[JOB]
Among the entries below, find the lines with "fortune" and copy them.

┌──

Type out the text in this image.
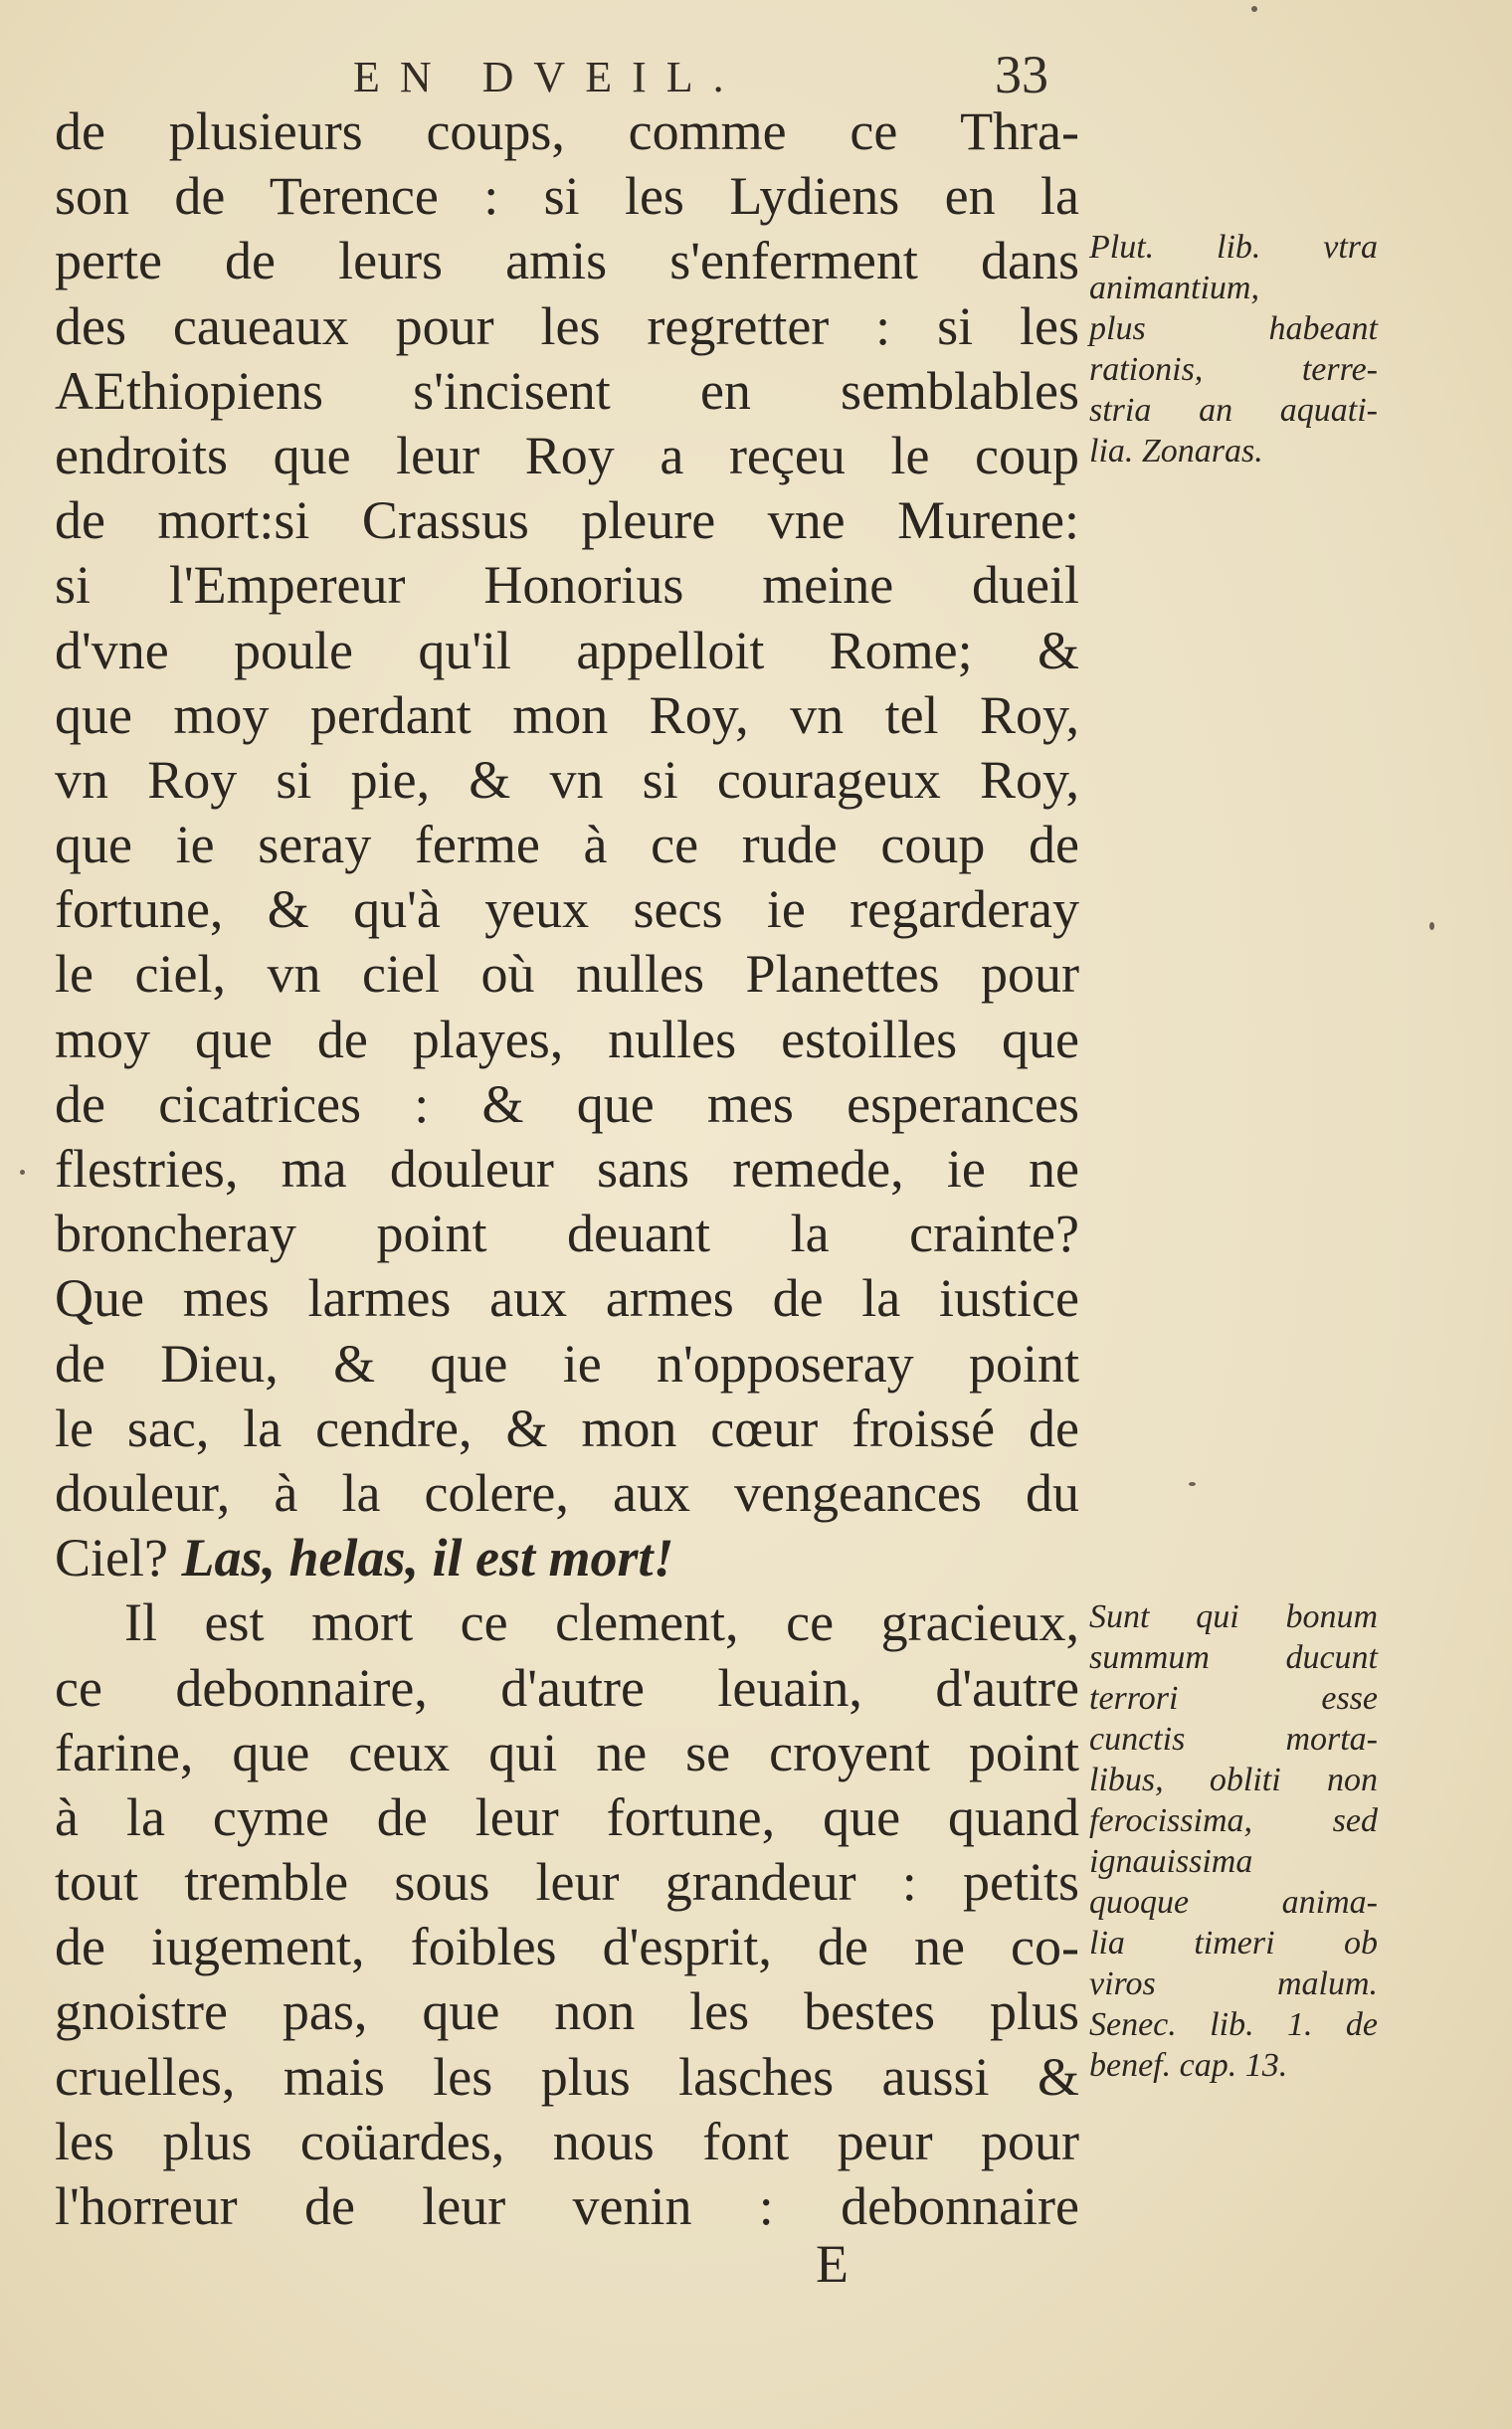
EN DVEIL.	33
de plusieurs coups, comme ce Thra-
son de Terence : si les Lydiens en la
perte de leurs amis s'enferment dans
des caueaux pour les regretter : si les
AEthiopiens s'incisent en semblables
endroits que leur Roy a reçeu le coup
de mort:si Crassus pleure vne Murene:
si l'Empereur Honorius meine dueil
d'vne poule qu'il appelloit Rome; &
que moy perdant mon Roy, vn tel Roy,
vn Roy si pie, & vn si courageux Roy,
que ie seray ferme à ce rude coup de
fortune, & qu'à yeux secs ie regarderay
le ciel, vn ciel où nulles Planettes pour
moy que de playes, nulles estoilles que
de cicatrices : & que mes esperances
flestries, ma douleur sans remede, ie ne
broncheray point deuant la crainte?
Que mes larmes aux armes de la iustice
de Dieu, & que ie n'opposeray point
le sac, la cendre, & mon cœur froissé de
douleur, à la colere, aux vengeances du
Ciel? Las, helas, il est mort!
Il est mort ce clement, ce gracieux,
ce debonnaire, d'autre leuain, d'autre
farine, que ceux qui ne se croyent point
à la cyme de leur fortune, que quand
tout tremble sous leur grandeur : petits
de iugement, foibles d'esprit, de ne co-
gnoistre pas, que non les bestes plus
cruelles, mais les plus lasches aussi &
les plus coüardes, nous font peur pour
l'horreur de leur venin : debonnaire
Plut. lib. vtra
animantium,
plus habeant
rationis, terre-
stria an aquati-
lia. Zonaras.
Sunt qui bonum
summum ducunt
terrori esse
cunctis morta-
libus, obliti non
ferocissima, sed
ignauissima
quoque anima-
lia timeri ob
viros malum.
Senec. lib. 1. de
benef. cap. 13.
E
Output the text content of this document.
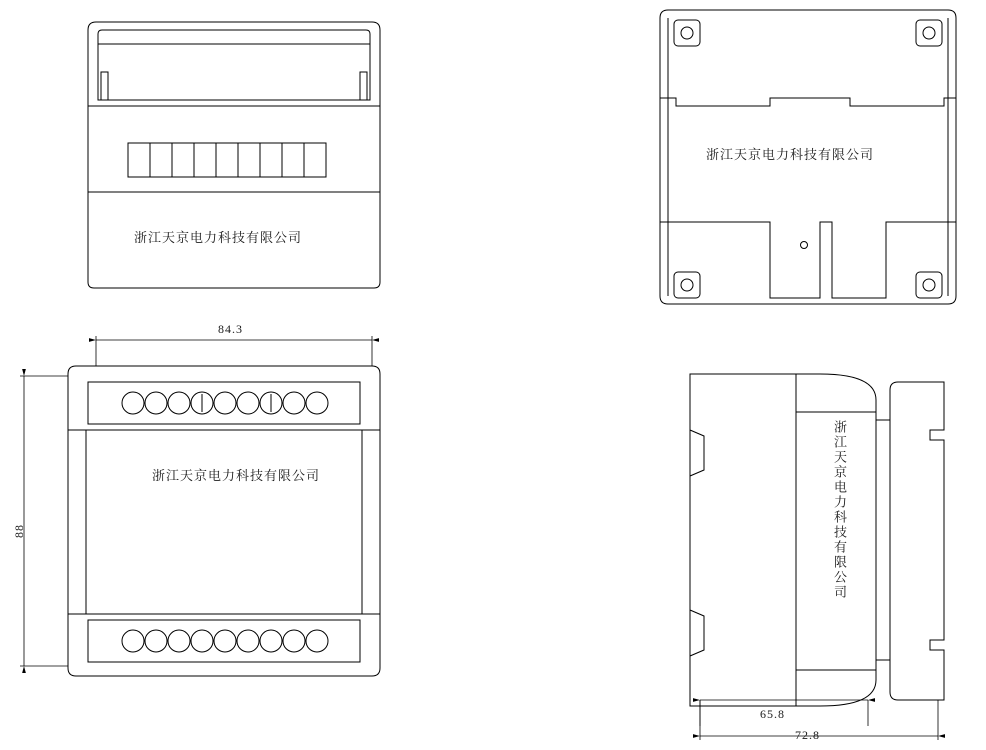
浙江天京电力科技有限公司
浙江天京电力科技有限公司
浙江天京电力科技有限公司	浙江天京电力科技有限公司
84.3
88
65.8
72.8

└──

[RESULT OF THE EXERCISE]
fortune, & qu'à yeux secs ie regarderay
à la cyme de leur fortune, que quand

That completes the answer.